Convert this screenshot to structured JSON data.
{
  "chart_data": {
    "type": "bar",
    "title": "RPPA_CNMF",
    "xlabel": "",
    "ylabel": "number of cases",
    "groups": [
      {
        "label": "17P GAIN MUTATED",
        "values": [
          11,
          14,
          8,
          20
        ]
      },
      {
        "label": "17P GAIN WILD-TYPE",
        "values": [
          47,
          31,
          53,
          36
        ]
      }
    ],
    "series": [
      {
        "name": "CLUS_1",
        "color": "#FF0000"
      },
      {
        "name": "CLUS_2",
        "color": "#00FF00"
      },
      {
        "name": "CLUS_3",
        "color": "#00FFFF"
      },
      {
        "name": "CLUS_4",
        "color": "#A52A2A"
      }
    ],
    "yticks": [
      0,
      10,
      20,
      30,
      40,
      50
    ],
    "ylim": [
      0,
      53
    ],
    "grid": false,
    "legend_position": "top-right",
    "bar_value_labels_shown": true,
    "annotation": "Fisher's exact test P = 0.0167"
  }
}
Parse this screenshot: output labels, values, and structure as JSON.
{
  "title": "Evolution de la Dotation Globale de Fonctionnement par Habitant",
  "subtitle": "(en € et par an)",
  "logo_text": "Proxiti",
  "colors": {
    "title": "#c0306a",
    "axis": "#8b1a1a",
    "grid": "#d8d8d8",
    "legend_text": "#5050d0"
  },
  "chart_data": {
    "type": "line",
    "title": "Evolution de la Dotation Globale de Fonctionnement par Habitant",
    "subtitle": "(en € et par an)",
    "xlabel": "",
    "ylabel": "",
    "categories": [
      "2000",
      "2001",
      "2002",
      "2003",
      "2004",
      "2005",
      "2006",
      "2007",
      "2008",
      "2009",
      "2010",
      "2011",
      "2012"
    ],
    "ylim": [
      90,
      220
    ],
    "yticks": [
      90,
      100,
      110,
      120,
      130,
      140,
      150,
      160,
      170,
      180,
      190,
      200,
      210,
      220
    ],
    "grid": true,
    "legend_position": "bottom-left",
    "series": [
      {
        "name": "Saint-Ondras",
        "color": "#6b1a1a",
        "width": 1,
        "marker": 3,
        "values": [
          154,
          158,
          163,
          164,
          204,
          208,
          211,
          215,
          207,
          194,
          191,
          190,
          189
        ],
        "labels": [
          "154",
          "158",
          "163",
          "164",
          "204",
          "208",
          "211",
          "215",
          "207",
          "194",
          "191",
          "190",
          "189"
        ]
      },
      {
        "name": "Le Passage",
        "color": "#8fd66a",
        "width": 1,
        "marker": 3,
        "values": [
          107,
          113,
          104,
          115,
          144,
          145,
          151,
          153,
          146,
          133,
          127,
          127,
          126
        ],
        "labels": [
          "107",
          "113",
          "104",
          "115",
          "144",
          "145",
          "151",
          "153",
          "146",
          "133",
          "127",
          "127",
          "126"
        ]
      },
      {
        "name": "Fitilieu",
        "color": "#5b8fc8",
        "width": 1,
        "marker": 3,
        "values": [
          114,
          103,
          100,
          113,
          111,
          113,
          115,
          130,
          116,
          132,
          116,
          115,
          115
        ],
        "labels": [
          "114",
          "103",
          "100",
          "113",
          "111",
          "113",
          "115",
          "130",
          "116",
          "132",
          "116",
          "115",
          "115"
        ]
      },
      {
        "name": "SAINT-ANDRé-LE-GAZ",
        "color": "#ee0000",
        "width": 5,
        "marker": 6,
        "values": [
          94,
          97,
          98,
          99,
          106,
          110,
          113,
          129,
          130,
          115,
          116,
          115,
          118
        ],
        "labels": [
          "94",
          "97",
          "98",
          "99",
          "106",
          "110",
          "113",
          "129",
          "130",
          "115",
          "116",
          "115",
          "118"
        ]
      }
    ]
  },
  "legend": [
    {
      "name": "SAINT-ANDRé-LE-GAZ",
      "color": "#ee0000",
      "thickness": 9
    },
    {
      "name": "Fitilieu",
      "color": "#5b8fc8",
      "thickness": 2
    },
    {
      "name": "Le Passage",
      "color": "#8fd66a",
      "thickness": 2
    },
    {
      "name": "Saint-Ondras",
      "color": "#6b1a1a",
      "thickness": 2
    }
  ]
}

* * *

-- Exercise instructions --
Write each line above out exactly.

-- The completed task --
Convert this screenshot to structured JSON data.
{
  "chart_data": {
    "type": "bar",
    "title": "RPPA_CNMF",
    "xlabel": "",
    "ylabel": "number of cases",
    "groups": [
      {
        "label": "17P GAIN MUTATED",
        "values": [
          11,
          14,
          8,
          20
        ]
      },
      {
        "label": "17P GAIN WILD-TYPE",
        "values": [
          47,
          31,
          53,
          36
        ]
      }
    ],
    "series": [
      {
        "name": "CLUS_1",
        "color": "#FF0000"
      },
      {
        "name": "CLUS_2",
        "color": "#00FF00"
      },
      {
        "name": "CLUS_3",
        "color": "#00FFFF"
      },
      {
        "name": "CLUS_4",
        "color": "#A52A2A"
      }
    ],
    "yticks": [
      0,
      10,
      20,
      30,
      40,
      50
    ],
    "ylim": [
      0,
      53
    ],
    "grid": false,
    "legend_position": "top-right",
    "bar_value_labels_shown": true,
    "annotation": "Fisher's exact test P = 0.0167"
  }
}
Parse this screenshot: output labels, values, and structure as JSON.
{
  "title": "Evolution de la Dotation Globale de Fonctionnement par Habitant",
  "subtitle": "(en € et par an)",
  "logo_text": "Proxiti",
  "colors": {
    "title": "#c0306a",
    "axis": "#8b1a1a",
    "grid": "#d8d8d8",
    "legend_text": "#5050d0"
  },
  "chart_data": {
    "type": "line",
    "title": "Evolution de la Dotation Globale de Fonctionnement par Habitant",
    "subtitle": "(en € et par an)",
    "xlabel": "",
    "ylabel": "",
    "categories": [
      "2000",
      "2001",
      "2002",
      "2003",
      "2004",
      "2005",
      "2006",
      "2007",
      "2008",
      "2009",
      "2010",
      "2011",
      "2012"
    ],
    "ylim": [
      90,
      220
    ],
    "yticks": [
      90,
      100,
      110,
      120,
      130,
      140,
      150,
      160,
      170,
      180,
      190,
      200,
      210,
      220
    ],
    "grid": true,
    "legend_position": "bottom-left",
    "series": [
      {
        "name": "Saint-Ondras",
        "color": "#6b1a1a",
        "width": 1,
        "marker": 3,
        "values": [
          154,
          158,
          163,
          164,
          204,
          208,
          211,
          215,
          207,
          194,
          191,
          190,
          189
        ],
        "labels": [
          "154",
          "158",
          "163",
          "164",
          "204",
          "208",
          "211",
          "215",
          "207",
          "194",
          "191",
          "190",
          "189"
        ]
      },
      {
        "name": "Le Passage",
        "color": "#8fd66a",
        "width": 1,
        "marker": 3,
        "values": [
          107,
          113,
          104,
          115,
          144,
          145,
          151,
          153,
          146,
          133,
          127,
          127,
          126
        ],
        "labels": [
          "107",
          "113",
          "104",
          "115",
          "144",
          "145",
          "151",
          "153",
          "146",
          "133",
          "127",
          "127",
          "126"
        ]
      },
      {
        "name": "Fitilieu",
        "color": "#5b8fc8",
        "width": 1,
        "marker": 3,
        "values": [
          114,
          103,
          100,
          113,
          111,
          113,
          115,
          130,
          116,
          132,
          116,
          115,
          115
        ],
        "labels": [
          "114",
          "103",
          "100",
          "113",
          "111",
          "113",
          "115",
          "130",
          "116",
          "132",
          "116",
          "115",
          "115"
        ]
      },
      {
        "name": "SAINT-ANDRé-LE-GAZ",
        "color": "#ee0000",
        "width": 5,
        "marker": 6,
        "values": [
          94,
          97,
          98,
          99,
          106,
          110,
          113,
          129,
          130,
          115,
          116,
          115,
          118
        ],
        "labels": [
          "94",
          "97",
          "98",
          "99",
          "106",
          "110",
          "113",
          "129",
          "130",
          "115",
          "116",
          "115",
          "118"
        ]
      }
    ]
  },
  "legend": [
    {
      "name": "SAINT-ANDRé-LE-GAZ",
      "color": "#ee0000",
      "thickness": 9
    },
    {
      "name": "Fitilieu",
      "color": "#5b8fc8",
      "thickness": 2
    },
    {
      "name": "Le Passage",
      "color": "#8fd66a",
      "thickness": 2
    },
    {
      "name": "Saint-Ondras",
      "color": "#6b1a1a",
      "thickness": 2
    }
  ]
}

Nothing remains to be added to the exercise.